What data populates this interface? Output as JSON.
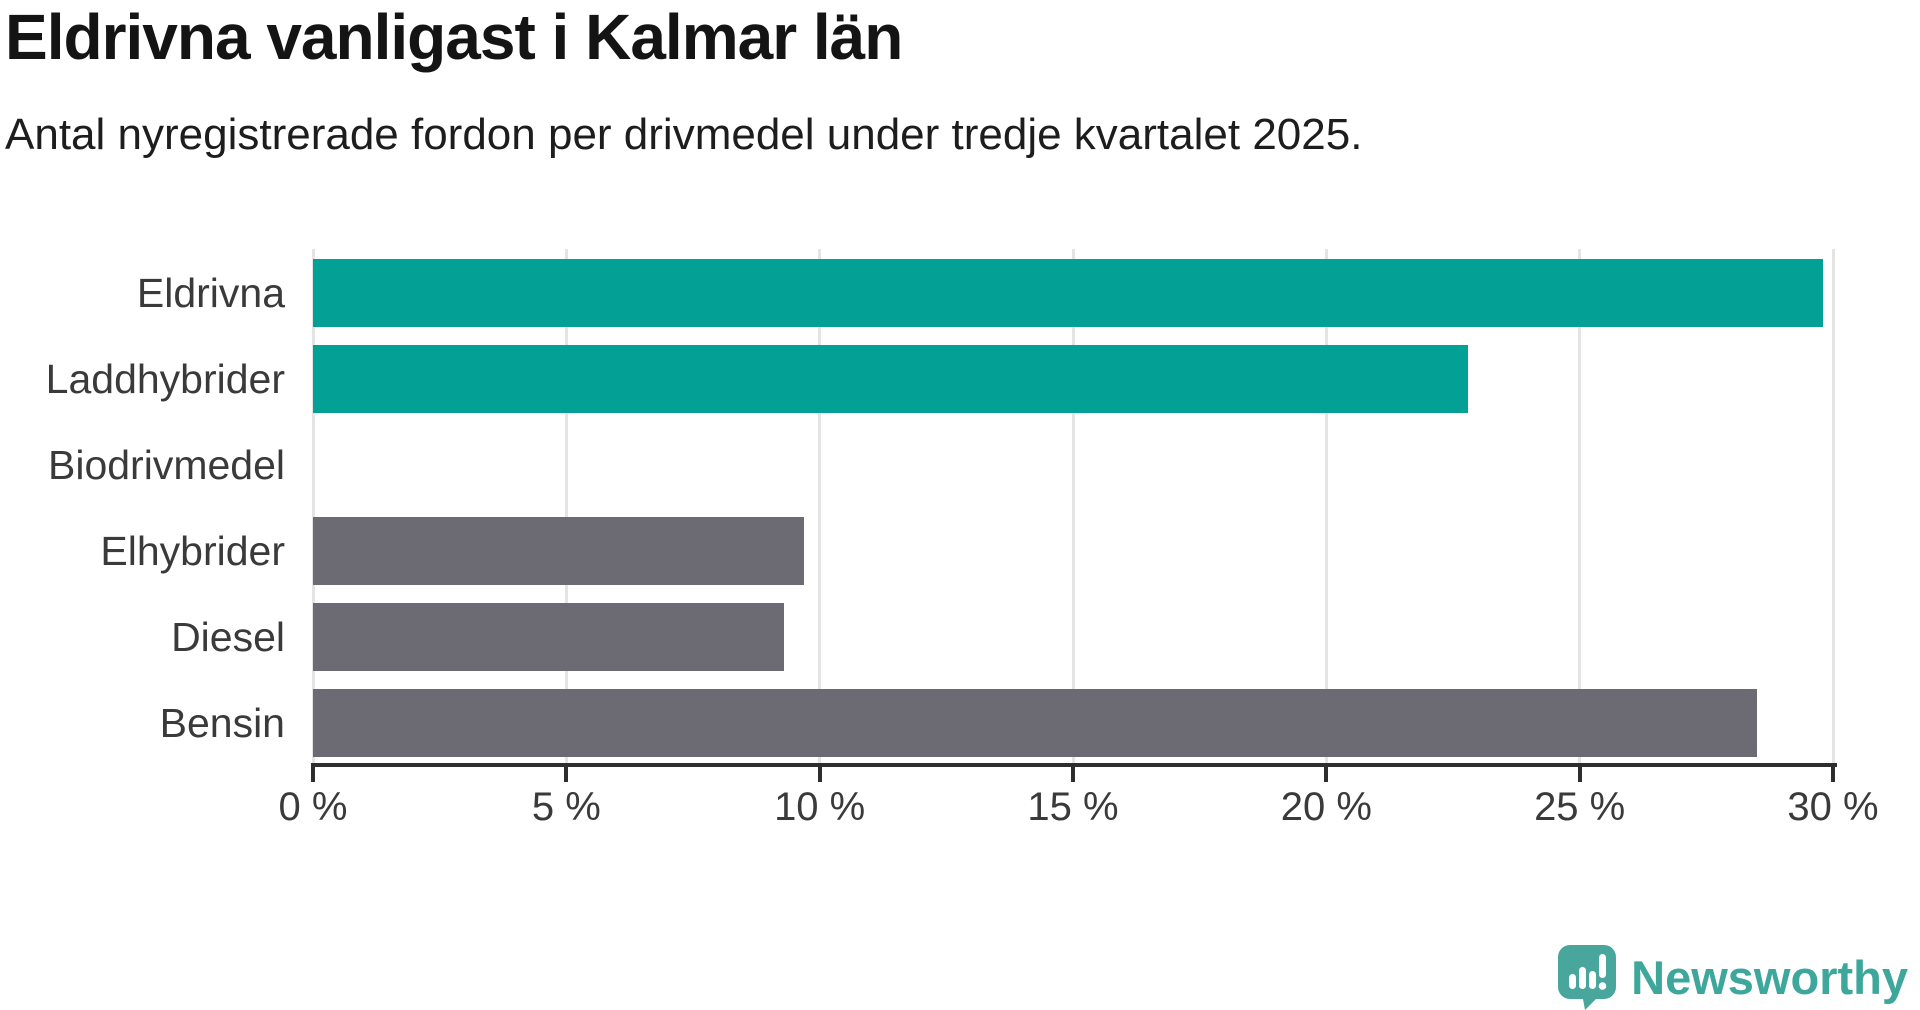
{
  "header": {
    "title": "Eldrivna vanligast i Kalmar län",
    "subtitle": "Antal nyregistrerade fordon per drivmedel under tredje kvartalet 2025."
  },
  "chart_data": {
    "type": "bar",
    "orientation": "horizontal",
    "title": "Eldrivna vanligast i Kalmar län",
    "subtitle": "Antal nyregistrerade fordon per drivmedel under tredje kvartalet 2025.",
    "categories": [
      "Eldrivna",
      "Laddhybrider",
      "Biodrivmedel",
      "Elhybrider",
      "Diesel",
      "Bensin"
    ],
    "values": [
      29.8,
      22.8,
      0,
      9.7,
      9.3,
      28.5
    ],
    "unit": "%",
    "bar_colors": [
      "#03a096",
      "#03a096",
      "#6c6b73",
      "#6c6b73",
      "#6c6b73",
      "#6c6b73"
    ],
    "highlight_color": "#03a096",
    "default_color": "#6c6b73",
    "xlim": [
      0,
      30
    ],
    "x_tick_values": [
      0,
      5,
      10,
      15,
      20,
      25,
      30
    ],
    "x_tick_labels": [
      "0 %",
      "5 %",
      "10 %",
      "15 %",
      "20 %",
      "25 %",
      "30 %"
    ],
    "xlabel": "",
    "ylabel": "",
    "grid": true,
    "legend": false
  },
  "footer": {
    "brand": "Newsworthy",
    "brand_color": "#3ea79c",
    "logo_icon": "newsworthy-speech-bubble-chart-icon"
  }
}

* * *

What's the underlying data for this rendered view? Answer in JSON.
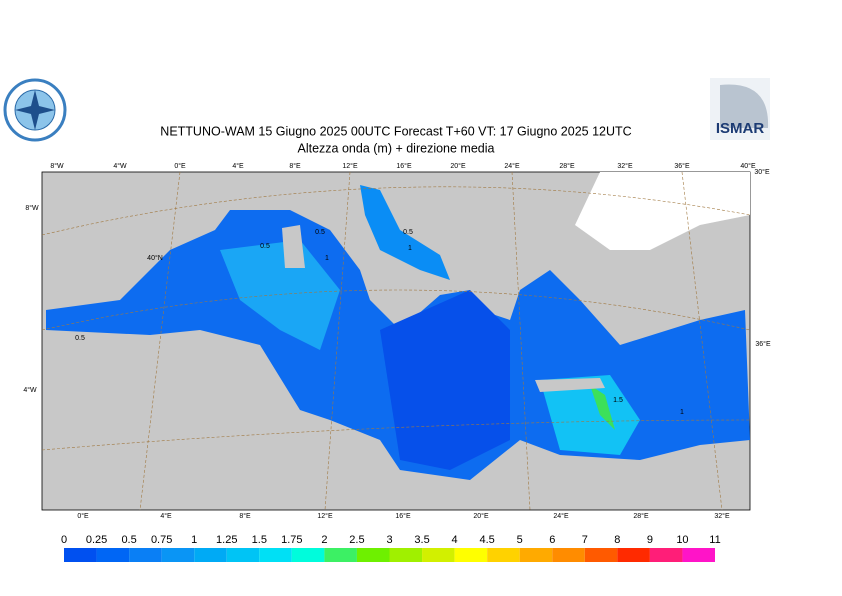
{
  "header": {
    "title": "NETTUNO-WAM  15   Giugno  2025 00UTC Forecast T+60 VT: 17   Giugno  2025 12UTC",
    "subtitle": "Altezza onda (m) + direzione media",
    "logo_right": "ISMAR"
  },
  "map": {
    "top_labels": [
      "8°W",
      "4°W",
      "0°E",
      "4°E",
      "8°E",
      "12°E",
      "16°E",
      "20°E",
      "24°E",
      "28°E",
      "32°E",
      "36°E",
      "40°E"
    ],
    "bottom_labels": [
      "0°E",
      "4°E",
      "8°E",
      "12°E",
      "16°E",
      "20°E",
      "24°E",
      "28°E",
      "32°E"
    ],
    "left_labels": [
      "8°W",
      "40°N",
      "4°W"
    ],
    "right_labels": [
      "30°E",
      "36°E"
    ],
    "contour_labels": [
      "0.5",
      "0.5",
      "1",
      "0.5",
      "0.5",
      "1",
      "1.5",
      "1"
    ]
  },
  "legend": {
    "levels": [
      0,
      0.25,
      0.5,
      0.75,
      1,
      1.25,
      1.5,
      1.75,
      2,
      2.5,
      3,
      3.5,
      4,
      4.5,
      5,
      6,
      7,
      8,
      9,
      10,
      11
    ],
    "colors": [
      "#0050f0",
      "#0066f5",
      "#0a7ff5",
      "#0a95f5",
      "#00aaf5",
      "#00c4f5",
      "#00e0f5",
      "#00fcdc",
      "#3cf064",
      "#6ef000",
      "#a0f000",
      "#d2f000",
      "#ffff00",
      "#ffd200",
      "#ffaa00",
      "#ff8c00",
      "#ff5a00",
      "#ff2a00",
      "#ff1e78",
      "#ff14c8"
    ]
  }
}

---

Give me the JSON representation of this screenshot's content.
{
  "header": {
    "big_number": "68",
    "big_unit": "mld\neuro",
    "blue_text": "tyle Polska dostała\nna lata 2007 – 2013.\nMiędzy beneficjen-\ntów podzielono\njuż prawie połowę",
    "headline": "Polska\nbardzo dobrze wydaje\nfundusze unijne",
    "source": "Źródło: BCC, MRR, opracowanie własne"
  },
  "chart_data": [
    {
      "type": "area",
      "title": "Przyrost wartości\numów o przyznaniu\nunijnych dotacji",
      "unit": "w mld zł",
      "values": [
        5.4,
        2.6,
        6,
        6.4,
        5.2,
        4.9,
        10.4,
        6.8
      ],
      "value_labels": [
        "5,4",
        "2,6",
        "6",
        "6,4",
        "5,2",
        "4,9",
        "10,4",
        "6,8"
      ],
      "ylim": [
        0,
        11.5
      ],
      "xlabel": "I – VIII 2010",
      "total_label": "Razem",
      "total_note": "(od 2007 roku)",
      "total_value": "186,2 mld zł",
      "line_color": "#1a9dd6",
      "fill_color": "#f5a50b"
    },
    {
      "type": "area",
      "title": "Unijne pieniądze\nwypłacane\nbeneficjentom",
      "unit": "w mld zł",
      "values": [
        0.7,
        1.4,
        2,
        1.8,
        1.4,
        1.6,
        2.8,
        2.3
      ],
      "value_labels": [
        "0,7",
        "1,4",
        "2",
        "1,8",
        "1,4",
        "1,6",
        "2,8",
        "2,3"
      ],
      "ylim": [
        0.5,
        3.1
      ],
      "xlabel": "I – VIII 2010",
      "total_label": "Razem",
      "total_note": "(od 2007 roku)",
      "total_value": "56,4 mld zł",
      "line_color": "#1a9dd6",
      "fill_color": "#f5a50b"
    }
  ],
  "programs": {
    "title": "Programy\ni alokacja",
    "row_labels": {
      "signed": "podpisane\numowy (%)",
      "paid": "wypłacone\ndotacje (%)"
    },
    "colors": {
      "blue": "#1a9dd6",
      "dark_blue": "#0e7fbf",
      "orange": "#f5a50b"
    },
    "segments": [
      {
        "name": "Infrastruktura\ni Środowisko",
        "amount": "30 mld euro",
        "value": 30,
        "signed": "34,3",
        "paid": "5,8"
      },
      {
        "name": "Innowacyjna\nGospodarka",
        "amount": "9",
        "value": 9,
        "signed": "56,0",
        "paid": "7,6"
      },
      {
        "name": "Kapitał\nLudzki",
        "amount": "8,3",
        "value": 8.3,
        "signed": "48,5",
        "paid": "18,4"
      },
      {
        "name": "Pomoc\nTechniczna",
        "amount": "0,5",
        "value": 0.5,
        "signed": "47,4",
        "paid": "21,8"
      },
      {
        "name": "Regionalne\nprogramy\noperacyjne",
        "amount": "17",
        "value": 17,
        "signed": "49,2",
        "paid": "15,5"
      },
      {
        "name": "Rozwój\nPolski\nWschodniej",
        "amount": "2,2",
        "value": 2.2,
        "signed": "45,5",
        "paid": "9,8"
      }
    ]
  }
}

** Prompt **
Scan the data above and copy every line with "Antal" in it.

** Finished answer **
    "subtitle": "Antal nyregistrerade fordon per drivmedel under tredje kvartalet 2025."
    "subtitle": "Antal nyregistrerade fordon per drivmedel under tredje kvartalet 2025.",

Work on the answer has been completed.